STATED PROBLEM: Among the lines of these entries, how many hold the word "스타벅스"? State only the number.

— Begin EXTRACTED INFORMATION —

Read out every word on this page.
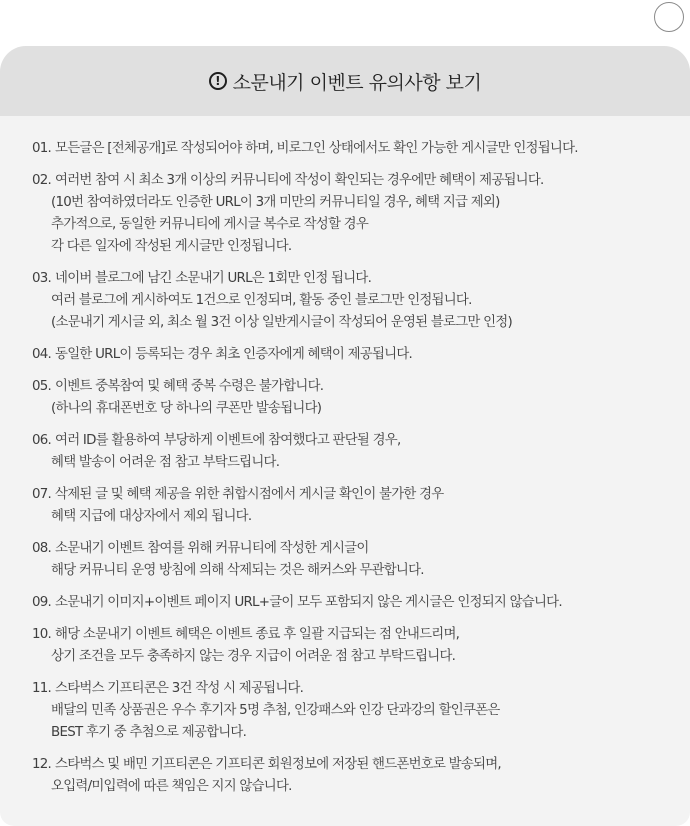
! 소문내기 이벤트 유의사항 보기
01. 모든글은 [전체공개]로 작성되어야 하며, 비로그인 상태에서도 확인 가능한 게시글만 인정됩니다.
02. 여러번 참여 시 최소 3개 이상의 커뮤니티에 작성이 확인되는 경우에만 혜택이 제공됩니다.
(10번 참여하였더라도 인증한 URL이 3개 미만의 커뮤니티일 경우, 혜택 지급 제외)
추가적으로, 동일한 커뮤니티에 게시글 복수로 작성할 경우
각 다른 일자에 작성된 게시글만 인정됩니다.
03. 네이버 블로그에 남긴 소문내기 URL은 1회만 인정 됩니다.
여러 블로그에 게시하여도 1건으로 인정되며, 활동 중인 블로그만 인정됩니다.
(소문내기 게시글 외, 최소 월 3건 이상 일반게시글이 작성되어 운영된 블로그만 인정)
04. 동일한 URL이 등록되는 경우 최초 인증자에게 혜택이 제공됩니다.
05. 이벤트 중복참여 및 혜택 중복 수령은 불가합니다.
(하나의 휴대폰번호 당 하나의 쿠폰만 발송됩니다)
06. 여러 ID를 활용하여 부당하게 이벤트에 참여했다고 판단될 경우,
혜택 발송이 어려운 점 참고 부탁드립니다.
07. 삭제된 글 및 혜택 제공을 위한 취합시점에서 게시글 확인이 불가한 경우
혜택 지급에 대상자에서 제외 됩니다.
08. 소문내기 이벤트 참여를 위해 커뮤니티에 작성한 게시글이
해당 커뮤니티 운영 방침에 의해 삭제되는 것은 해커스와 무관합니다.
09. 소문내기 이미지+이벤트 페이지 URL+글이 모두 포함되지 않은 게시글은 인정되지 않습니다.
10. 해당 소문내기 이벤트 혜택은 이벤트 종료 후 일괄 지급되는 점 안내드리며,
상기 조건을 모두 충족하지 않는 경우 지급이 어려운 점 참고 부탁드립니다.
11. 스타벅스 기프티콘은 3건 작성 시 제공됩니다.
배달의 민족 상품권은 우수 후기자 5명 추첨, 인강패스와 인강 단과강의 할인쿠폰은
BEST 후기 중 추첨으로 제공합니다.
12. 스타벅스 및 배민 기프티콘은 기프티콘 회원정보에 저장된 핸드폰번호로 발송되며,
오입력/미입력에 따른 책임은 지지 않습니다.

— End EXTRACTED INFORMATION —
— Begin EXTRACTED INFORMATION —

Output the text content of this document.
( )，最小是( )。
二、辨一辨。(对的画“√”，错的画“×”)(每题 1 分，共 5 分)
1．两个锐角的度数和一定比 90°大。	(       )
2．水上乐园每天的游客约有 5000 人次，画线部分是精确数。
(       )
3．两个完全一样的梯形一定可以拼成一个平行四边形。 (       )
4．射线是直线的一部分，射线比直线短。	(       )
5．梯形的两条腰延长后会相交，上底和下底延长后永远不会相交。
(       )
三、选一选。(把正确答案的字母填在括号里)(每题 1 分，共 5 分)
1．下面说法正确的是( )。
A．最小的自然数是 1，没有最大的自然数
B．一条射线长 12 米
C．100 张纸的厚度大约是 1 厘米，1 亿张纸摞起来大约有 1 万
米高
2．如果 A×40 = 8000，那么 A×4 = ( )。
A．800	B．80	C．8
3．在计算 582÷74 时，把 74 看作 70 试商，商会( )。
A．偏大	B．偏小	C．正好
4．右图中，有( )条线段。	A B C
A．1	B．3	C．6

— End EXTRACTED INFORMATION —

ANSWER TO THE TASK: 2